** Start Data for this task **
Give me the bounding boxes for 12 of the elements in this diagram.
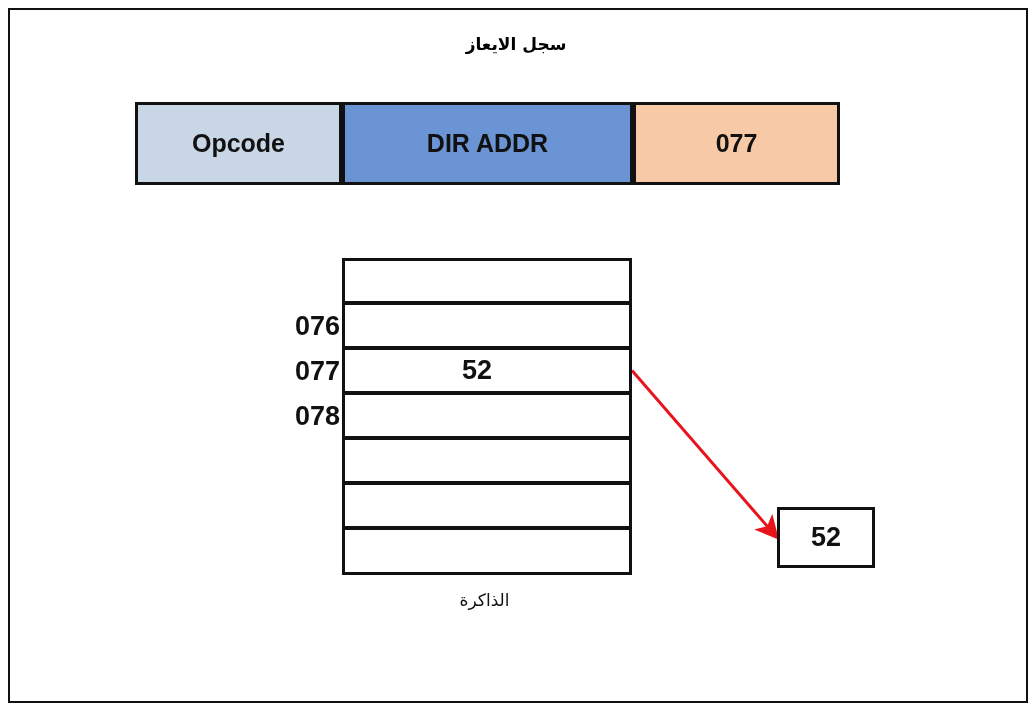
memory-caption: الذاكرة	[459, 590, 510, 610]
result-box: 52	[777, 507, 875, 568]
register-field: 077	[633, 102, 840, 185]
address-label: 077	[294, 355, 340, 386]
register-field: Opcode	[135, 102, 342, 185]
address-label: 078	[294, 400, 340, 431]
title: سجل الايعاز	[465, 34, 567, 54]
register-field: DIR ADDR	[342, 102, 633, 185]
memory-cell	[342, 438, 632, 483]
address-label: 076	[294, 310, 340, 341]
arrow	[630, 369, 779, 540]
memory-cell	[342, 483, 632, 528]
** End Data for this task **
** Start Data for this task **
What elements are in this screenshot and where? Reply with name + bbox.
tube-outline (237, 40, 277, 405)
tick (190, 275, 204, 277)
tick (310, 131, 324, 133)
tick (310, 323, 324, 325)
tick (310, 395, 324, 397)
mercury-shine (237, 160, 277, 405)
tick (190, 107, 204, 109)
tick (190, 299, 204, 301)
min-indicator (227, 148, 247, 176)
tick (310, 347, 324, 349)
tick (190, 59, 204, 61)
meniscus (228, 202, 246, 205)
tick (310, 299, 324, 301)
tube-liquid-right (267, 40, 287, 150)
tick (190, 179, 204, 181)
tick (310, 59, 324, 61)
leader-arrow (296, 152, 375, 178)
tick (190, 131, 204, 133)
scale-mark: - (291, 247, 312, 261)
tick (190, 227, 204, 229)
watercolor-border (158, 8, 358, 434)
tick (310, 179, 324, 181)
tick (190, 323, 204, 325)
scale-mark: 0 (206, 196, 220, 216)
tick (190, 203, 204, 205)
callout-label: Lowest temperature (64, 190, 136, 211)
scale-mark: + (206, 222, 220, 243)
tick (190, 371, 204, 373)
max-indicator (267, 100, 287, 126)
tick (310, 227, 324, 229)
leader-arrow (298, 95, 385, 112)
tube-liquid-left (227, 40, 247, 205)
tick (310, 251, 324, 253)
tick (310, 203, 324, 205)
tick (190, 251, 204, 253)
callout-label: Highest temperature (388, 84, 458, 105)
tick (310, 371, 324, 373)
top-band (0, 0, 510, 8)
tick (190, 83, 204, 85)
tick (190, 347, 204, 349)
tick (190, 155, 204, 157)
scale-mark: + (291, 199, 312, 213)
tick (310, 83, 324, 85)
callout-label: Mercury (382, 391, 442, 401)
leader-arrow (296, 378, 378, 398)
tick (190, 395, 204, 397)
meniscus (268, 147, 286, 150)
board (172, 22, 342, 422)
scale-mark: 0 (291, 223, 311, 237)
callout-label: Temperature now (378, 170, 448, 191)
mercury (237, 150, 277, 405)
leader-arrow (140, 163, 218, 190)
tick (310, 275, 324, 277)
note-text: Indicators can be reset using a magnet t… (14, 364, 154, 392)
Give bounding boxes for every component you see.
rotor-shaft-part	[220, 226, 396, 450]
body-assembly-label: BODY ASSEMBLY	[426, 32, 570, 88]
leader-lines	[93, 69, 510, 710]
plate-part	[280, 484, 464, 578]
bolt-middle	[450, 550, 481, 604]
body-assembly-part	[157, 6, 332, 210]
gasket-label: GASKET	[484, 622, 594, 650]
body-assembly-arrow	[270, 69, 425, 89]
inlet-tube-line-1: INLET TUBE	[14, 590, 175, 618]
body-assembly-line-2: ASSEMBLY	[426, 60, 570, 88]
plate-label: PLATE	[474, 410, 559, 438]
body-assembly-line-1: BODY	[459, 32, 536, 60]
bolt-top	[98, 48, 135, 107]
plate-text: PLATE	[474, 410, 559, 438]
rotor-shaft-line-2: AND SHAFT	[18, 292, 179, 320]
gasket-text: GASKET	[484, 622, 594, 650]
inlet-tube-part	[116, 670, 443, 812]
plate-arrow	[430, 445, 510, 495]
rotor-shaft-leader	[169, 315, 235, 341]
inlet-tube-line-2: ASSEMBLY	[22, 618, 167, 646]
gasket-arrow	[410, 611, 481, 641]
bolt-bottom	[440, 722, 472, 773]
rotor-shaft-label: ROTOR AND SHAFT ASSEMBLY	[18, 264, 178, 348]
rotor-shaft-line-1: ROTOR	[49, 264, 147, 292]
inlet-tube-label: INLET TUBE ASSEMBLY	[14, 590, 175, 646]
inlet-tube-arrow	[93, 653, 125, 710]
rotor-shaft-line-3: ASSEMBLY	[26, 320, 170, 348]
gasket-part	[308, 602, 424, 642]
** End Data for this task **
** Start Data for this task **
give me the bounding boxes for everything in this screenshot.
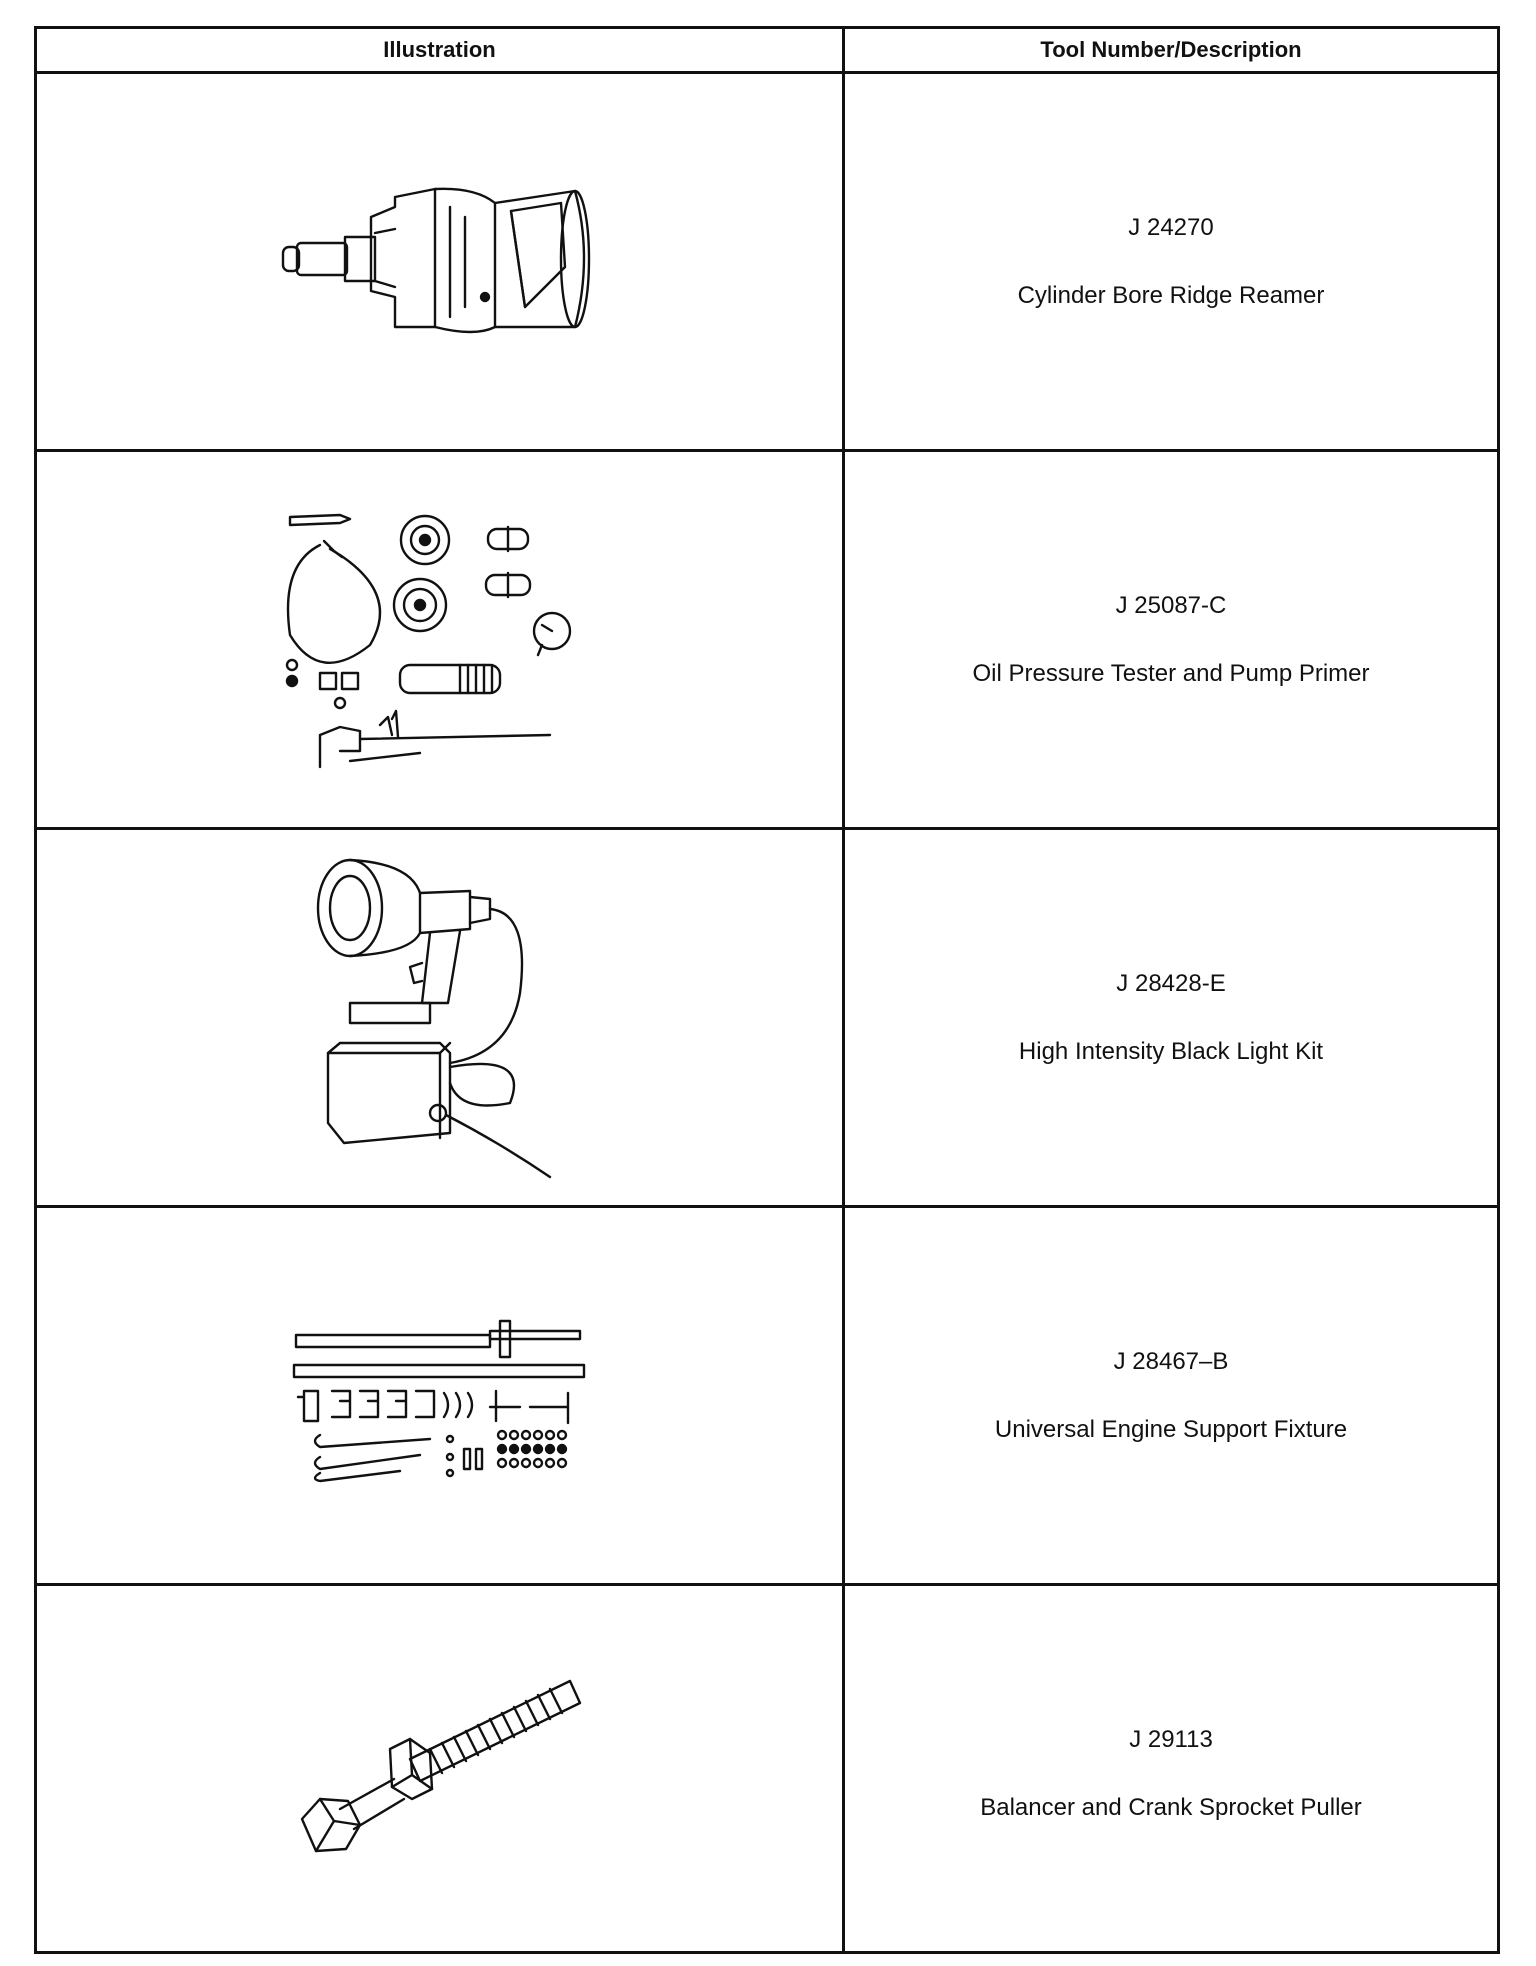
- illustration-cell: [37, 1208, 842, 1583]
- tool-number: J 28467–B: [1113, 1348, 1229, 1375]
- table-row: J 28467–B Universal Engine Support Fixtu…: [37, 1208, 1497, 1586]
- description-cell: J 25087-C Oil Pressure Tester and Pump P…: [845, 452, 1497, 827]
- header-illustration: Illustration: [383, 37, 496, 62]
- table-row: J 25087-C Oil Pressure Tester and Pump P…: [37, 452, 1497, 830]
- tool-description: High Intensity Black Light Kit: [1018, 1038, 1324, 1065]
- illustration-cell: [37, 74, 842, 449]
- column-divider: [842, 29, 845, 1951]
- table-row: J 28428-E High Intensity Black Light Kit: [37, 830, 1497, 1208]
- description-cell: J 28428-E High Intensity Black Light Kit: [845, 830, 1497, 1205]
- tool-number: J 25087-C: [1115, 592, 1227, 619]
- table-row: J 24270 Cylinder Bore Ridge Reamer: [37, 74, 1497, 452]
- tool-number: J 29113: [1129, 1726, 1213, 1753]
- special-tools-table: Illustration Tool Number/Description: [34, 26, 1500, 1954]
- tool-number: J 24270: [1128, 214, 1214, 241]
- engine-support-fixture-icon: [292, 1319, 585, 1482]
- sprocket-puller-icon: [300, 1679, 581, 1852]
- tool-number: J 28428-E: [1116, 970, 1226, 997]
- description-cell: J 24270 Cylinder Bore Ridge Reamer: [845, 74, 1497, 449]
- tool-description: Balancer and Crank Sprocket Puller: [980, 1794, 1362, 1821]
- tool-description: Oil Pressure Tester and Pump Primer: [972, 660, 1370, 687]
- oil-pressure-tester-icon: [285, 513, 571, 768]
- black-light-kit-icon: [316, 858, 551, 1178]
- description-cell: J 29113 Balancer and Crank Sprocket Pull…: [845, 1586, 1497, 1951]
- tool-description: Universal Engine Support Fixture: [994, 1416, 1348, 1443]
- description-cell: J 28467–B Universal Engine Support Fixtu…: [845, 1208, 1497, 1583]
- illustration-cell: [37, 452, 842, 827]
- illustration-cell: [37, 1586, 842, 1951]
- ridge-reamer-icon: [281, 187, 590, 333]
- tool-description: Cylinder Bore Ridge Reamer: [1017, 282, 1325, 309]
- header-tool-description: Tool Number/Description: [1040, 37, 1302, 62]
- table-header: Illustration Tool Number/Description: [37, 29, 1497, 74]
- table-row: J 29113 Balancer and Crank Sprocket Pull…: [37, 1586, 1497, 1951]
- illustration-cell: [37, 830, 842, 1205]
** End Data for this task **
Exercise requirements: Express the stretch of the data from the line containing "What elements are" through the line containing "tick (190, 299, 204, 301)" as a numbered list, leaving out any blank lines.

Answer to this problem:
1. What elements are in this screenshot and where? Reply with name + bbox.
2. tube-outline (237, 40, 277, 405)
3. tick (190, 275, 204, 277)
4. tick (310, 131, 324, 133)
5. tick (310, 323, 324, 325)
6. tick (310, 395, 324, 397)
7. mercury-shine (237, 160, 277, 405)
8. tick (190, 107, 204, 109)
9. tick (190, 299, 204, 301)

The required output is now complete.